What the task asks: Copy out every line in which the string "JSON" occurs.

Given data:
┄┄┄┄┄┄┄┄┄┄┄┄┄┄┄┄┄┄┄┄

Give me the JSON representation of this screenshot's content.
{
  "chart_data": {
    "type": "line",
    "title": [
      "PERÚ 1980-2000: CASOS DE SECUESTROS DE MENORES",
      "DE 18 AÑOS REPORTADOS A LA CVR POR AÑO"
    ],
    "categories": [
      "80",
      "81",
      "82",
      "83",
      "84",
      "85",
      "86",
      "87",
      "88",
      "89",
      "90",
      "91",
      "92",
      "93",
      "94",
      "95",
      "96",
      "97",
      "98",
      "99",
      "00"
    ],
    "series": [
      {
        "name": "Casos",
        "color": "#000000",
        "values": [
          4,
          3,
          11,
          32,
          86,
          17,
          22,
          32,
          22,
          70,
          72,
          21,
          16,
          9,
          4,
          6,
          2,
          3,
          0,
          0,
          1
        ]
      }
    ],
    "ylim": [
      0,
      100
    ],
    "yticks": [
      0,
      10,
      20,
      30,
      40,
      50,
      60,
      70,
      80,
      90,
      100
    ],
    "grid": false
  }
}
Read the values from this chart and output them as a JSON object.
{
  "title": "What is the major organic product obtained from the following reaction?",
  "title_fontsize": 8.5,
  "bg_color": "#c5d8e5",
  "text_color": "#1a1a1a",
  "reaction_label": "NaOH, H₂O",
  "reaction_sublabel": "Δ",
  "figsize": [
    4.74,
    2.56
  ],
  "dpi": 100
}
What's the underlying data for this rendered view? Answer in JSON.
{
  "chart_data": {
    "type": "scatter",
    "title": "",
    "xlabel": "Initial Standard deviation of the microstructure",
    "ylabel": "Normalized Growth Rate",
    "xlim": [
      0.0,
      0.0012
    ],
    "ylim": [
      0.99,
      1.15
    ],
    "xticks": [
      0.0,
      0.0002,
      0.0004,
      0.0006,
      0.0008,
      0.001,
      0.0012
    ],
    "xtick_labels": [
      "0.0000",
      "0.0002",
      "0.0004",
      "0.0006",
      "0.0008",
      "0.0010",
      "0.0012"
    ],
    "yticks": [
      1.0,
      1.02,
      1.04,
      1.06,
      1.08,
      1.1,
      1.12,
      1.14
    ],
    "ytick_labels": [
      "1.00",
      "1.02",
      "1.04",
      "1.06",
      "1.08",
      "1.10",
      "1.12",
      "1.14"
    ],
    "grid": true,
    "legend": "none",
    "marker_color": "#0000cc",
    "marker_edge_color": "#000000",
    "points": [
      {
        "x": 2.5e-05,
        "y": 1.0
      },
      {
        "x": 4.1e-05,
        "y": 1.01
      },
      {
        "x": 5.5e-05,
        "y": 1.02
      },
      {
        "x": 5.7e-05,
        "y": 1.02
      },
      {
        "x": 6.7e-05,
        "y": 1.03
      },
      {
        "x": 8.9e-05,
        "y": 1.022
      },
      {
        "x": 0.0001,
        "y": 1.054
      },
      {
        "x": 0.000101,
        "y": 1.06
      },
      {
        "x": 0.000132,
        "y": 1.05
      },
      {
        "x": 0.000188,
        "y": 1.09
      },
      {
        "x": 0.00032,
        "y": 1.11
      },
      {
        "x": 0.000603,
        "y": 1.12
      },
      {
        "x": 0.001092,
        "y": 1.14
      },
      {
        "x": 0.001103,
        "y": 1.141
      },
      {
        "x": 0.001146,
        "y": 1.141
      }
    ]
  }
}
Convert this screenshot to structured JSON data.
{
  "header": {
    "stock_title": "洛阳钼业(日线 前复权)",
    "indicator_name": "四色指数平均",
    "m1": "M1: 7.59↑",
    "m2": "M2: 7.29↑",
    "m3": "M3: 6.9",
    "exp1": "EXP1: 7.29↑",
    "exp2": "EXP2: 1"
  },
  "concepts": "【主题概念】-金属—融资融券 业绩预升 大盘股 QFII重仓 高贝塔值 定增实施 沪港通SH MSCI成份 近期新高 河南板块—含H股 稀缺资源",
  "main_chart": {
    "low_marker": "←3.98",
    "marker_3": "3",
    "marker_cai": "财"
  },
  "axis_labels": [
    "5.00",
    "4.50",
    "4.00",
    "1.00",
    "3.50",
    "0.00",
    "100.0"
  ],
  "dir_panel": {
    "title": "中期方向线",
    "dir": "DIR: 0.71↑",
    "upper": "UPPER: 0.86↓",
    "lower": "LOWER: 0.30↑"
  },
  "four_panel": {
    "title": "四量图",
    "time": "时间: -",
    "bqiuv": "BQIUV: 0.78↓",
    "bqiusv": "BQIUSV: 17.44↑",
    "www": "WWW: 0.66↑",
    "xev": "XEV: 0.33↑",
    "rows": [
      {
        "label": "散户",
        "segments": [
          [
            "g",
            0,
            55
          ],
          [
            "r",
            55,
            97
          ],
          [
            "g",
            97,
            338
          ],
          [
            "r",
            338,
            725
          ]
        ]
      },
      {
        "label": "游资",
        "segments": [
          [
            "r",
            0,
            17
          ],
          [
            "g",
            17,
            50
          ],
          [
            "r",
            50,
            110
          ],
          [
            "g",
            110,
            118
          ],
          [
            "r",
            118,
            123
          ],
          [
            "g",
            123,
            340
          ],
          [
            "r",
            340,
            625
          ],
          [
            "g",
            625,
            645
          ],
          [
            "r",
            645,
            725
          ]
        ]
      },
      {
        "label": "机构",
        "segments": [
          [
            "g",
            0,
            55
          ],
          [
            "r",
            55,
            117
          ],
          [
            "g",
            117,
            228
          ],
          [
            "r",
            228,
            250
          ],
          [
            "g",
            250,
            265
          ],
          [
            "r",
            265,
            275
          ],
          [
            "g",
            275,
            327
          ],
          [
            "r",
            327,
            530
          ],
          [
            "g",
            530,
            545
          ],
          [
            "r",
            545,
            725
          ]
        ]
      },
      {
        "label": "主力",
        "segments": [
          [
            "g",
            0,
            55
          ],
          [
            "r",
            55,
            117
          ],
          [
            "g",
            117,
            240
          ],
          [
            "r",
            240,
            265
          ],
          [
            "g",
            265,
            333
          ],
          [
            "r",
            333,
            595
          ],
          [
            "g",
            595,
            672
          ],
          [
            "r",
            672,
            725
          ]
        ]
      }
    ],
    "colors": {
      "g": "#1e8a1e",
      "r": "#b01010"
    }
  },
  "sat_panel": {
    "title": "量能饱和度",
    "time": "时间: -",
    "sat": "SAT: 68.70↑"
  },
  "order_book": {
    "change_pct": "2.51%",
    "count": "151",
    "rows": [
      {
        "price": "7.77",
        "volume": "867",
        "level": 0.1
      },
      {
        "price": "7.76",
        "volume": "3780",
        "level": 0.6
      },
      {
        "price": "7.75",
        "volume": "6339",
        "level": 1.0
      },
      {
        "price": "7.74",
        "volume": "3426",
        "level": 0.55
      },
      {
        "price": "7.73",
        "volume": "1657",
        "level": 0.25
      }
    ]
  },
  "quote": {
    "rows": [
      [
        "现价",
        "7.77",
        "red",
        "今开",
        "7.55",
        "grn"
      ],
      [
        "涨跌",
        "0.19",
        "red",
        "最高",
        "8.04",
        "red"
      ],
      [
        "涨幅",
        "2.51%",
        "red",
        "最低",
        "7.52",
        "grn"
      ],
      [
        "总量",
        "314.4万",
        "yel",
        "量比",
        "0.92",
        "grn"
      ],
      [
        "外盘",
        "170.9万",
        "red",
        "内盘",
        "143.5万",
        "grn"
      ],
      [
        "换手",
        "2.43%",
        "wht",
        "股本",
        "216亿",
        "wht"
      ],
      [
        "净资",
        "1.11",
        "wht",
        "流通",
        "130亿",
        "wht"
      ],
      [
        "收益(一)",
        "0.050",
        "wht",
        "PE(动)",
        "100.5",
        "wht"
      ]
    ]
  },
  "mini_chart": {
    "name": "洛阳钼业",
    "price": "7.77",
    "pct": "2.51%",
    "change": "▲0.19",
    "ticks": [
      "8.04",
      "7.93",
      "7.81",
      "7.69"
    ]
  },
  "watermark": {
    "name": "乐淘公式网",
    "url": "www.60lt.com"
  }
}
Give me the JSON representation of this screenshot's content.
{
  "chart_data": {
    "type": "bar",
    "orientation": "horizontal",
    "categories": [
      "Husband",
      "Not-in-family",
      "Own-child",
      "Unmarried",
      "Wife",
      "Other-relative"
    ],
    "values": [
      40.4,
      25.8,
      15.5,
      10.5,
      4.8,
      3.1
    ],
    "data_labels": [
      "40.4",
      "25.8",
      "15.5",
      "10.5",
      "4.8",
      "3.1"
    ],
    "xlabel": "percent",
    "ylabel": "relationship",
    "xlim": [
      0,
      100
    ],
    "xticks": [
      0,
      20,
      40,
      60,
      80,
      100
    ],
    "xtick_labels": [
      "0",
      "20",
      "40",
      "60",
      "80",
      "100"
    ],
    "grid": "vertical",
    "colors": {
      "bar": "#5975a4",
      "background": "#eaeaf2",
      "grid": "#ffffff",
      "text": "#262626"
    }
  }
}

┄┄┄┄┄┄┄┄┄┄┄┄┄┄┄┄┄┄┄┄

Answer for the task:
Give me the JSON representation of this screenshot's content.
Read the values from this chart and output them as a JSON object.
What's the underlying data for this rendered view? Answer in JSON.
Convert this screenshot to structured JSON data.
Give me the JSON representation of this screenshot's content.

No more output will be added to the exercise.